-- Start RECORD EXTRACTS --

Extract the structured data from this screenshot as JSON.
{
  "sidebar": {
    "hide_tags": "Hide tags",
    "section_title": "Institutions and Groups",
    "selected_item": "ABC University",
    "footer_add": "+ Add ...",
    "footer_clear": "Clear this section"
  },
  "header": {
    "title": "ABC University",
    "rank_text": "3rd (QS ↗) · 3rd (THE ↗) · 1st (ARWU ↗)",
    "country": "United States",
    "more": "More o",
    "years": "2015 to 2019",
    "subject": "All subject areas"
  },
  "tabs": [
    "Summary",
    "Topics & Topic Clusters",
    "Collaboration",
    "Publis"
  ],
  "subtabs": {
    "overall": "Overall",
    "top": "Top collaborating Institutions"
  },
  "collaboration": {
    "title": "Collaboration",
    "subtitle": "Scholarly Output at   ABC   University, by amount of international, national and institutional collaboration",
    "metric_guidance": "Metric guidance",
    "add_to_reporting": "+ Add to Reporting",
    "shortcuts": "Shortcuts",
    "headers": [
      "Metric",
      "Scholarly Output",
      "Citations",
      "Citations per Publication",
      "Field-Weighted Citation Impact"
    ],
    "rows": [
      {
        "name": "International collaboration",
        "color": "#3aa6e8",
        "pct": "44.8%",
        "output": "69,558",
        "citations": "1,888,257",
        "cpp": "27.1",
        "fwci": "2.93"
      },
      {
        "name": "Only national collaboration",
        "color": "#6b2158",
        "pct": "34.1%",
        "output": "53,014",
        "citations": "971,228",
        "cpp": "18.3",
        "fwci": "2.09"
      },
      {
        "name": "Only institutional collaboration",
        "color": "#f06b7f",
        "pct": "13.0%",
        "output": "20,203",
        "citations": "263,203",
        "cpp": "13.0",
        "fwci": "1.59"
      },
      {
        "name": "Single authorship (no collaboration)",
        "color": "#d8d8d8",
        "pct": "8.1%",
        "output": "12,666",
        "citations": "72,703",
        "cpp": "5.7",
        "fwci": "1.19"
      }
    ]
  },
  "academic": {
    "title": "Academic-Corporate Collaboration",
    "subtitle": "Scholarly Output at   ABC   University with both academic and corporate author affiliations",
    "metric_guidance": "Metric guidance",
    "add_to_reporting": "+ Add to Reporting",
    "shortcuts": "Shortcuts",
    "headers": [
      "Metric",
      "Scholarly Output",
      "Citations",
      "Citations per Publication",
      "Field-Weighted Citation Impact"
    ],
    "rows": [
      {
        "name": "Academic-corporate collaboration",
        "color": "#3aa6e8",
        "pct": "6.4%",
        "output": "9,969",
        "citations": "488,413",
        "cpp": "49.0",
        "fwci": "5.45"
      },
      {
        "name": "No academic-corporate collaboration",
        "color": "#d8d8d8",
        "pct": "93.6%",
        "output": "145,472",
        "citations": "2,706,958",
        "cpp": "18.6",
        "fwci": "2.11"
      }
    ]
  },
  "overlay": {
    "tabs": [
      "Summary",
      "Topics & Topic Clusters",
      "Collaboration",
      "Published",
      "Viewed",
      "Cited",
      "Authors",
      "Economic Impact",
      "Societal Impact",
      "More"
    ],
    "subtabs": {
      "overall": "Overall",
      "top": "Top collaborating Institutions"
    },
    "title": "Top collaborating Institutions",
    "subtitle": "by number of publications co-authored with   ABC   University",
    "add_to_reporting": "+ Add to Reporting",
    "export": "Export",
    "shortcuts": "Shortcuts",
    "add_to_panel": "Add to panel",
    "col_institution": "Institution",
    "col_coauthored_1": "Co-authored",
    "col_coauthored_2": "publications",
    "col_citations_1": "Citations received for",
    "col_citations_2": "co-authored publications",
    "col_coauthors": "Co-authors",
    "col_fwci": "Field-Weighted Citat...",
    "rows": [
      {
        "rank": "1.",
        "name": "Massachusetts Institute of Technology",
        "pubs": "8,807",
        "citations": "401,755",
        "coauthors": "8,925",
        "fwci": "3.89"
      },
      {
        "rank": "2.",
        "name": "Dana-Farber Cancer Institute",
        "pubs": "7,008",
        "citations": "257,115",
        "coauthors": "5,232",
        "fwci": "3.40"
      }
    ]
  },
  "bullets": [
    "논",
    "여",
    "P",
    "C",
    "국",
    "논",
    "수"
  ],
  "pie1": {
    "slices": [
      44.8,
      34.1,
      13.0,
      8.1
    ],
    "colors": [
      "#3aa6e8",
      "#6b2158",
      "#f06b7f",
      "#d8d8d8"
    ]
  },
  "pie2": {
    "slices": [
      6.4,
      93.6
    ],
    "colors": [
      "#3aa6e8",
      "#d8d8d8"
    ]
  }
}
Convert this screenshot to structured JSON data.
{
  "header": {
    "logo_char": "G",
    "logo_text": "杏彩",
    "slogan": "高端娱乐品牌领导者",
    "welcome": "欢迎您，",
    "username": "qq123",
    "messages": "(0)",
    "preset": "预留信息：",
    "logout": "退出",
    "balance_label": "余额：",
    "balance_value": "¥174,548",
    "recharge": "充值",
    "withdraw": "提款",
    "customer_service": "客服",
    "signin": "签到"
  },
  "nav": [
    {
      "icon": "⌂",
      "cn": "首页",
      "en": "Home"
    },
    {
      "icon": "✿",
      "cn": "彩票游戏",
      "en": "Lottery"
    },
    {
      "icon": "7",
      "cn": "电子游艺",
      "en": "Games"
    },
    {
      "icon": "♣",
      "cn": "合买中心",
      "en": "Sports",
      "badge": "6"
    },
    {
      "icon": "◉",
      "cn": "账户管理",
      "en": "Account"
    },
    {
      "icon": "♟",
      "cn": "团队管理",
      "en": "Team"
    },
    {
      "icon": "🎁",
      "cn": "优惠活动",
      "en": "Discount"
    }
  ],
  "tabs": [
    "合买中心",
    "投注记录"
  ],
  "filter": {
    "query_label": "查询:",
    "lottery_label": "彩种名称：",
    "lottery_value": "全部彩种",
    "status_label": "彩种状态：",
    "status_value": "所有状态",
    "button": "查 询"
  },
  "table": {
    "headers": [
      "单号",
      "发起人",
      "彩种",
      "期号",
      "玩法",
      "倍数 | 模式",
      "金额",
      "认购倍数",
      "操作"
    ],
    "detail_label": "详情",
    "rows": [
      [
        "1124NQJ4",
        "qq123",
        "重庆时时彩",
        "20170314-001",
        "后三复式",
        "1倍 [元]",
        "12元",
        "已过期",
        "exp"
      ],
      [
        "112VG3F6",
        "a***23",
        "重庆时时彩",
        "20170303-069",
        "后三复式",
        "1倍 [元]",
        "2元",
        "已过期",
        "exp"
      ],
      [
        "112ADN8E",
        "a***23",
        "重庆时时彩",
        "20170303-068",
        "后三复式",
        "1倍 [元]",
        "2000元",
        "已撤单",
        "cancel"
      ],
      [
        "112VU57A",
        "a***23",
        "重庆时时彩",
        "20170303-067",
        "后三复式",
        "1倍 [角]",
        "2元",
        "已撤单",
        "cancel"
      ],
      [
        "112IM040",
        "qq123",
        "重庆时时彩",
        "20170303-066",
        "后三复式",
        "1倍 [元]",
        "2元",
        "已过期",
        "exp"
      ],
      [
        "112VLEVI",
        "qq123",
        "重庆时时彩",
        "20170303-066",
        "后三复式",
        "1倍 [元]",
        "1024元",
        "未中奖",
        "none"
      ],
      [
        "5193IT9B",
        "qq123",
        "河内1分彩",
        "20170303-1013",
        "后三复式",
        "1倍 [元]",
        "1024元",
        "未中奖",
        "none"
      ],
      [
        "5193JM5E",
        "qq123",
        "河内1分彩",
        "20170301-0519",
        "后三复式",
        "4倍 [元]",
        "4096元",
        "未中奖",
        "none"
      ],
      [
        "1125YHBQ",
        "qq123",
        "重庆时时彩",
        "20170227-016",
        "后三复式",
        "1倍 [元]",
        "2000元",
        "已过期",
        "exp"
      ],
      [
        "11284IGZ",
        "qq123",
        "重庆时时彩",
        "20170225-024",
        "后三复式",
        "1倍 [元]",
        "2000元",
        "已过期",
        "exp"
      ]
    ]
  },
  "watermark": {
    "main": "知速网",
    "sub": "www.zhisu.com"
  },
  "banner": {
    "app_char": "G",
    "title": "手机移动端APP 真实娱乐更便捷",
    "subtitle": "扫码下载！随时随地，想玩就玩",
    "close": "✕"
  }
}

-- End RECORD EXTRACTS --

WHAT TO WORK ON. From the data, pick out every line that includes "Institute".

FINISHED TASK.
        "name": "Massachusetts Institute of Technology",
        "name": "Dana-Farber Cancer Institute",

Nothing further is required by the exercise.